----- RECORDS PROVIDED -----
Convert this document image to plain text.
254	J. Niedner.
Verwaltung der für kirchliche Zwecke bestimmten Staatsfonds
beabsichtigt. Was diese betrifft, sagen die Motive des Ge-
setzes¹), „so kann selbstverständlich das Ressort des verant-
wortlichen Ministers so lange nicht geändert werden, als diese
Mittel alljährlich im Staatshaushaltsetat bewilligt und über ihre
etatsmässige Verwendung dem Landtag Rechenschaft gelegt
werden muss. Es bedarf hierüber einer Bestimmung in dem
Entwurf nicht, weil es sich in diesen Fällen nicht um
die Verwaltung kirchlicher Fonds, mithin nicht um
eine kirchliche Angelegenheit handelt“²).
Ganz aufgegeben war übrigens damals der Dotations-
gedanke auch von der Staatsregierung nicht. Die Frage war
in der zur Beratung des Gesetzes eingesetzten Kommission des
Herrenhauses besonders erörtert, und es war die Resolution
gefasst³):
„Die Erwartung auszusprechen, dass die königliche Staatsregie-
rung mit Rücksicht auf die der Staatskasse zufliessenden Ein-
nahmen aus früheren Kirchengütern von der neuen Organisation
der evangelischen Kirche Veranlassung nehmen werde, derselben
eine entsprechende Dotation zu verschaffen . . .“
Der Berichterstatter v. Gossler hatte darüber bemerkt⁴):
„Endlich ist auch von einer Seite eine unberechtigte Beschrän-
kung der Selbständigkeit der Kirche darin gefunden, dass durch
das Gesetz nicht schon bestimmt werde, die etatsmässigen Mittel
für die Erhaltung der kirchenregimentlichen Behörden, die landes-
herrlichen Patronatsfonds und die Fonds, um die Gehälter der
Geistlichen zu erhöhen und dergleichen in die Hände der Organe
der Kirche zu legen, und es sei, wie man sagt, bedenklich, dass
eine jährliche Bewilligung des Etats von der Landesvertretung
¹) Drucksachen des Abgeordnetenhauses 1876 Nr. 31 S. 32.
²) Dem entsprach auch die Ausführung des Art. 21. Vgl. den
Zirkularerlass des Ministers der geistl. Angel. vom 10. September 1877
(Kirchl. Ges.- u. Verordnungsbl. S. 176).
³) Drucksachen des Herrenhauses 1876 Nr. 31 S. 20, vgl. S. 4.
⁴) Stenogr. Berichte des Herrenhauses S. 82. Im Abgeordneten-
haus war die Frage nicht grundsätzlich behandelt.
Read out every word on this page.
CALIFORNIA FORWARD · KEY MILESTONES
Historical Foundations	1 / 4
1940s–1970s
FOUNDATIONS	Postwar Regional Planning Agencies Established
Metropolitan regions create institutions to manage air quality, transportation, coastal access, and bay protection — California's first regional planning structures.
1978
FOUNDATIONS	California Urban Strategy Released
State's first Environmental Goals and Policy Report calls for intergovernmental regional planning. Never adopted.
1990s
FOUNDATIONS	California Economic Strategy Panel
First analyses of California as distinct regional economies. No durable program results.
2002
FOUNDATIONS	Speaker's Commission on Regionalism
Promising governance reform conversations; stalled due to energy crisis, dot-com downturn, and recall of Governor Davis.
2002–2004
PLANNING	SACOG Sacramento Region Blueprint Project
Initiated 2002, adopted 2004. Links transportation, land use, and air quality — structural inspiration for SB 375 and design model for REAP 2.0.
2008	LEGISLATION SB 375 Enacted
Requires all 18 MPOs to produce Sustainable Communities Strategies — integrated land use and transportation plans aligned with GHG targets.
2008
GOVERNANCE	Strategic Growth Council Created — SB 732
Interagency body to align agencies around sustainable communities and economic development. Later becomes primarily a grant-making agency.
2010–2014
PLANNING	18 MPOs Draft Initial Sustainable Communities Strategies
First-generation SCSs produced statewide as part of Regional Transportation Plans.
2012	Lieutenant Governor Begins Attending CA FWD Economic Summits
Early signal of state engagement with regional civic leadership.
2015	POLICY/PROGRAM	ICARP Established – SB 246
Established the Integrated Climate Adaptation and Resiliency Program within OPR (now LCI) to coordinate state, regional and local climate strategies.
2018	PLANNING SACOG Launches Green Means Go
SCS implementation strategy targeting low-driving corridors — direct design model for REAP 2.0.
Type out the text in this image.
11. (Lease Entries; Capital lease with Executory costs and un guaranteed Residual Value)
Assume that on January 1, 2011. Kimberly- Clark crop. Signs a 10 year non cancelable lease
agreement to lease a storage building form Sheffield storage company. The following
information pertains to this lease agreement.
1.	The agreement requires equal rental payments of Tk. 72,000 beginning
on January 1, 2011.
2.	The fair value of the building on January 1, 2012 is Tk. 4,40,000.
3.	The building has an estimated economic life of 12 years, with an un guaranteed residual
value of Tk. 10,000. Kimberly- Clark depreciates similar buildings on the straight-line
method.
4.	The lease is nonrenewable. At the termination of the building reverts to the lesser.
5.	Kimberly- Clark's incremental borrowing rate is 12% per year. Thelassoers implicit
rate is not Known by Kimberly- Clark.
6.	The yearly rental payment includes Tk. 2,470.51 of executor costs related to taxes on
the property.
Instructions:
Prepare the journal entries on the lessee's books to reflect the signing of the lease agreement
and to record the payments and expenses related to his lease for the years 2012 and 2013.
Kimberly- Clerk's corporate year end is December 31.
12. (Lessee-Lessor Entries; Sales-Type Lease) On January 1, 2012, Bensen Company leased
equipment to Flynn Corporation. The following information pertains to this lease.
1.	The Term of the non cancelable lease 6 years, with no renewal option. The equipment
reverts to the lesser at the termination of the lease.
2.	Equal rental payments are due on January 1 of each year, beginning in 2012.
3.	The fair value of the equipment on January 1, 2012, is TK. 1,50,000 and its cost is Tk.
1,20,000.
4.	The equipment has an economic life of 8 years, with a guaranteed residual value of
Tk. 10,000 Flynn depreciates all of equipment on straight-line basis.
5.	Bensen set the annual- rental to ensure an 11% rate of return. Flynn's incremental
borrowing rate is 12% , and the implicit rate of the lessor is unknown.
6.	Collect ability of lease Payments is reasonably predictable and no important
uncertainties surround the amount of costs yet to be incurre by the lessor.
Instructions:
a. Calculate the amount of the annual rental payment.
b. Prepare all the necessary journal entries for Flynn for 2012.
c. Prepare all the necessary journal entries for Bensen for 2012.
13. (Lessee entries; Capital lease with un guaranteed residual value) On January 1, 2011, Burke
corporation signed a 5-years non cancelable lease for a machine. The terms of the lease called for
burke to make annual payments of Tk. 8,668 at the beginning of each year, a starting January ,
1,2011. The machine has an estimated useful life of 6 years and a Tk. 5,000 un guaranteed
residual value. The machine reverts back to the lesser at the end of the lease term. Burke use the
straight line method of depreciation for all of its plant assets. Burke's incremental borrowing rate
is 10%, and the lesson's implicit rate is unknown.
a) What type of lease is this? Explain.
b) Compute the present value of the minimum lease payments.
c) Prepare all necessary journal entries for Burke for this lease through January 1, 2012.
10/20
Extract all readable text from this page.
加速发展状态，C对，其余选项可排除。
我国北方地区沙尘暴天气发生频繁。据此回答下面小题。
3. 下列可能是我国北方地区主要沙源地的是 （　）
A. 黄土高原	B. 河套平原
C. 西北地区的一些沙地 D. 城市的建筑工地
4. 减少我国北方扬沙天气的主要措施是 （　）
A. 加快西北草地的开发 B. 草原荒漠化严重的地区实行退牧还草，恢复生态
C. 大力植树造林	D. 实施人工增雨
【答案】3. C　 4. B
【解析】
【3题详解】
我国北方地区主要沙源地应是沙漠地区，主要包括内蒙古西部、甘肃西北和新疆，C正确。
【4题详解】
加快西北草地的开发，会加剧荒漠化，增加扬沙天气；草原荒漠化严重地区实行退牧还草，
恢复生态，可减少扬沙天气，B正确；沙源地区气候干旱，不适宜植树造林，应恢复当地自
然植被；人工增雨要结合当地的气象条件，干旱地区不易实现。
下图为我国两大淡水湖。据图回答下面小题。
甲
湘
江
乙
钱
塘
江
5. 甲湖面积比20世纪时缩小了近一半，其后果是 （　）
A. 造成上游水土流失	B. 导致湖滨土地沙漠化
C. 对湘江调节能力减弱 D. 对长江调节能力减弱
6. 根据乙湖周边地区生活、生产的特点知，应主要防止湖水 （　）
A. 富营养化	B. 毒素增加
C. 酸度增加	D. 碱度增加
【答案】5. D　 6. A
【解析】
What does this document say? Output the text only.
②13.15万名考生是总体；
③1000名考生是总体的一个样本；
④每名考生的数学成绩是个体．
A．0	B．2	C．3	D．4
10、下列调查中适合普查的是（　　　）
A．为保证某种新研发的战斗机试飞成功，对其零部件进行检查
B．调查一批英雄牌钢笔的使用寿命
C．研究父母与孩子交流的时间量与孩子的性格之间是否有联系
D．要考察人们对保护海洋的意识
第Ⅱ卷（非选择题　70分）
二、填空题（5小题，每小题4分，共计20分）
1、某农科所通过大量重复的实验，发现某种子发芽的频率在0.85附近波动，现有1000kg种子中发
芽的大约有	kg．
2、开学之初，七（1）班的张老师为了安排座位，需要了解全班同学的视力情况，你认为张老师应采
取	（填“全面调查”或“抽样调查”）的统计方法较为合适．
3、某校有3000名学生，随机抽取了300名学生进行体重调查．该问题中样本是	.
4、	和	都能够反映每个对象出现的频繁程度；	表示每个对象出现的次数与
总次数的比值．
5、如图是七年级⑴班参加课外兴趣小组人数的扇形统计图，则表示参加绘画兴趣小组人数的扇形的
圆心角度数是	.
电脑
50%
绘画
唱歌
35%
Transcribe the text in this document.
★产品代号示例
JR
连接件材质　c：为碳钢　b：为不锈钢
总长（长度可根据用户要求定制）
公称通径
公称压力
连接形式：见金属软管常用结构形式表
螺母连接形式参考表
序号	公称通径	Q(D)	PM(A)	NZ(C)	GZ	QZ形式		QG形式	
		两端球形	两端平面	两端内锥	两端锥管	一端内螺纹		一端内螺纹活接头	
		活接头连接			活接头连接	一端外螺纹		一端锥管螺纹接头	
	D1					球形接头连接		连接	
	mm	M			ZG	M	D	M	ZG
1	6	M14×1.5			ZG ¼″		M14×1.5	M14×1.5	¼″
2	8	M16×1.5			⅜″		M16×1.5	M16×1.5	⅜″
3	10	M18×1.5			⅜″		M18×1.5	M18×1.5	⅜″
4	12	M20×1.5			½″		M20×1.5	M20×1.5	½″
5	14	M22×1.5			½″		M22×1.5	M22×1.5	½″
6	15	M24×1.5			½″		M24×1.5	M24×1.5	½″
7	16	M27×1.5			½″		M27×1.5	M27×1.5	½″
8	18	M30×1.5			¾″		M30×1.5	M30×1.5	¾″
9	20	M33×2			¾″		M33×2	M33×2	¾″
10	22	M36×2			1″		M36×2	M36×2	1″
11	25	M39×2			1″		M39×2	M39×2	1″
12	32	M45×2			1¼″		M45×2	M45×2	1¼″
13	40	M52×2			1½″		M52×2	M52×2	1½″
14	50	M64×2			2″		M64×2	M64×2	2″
-----
● SHORT PROBLEM:
Scan the listing above for the word "reverts" and copy every line that holds it.

● COMPLETED EXERCISE:
4.	The lease is nonrenewable. At the termination of the building reverts to the lesser.
reverts to the lesser at the termination of the lease.
residual value. The machine reverts back to the lesser at the end of the lease term. Burke use the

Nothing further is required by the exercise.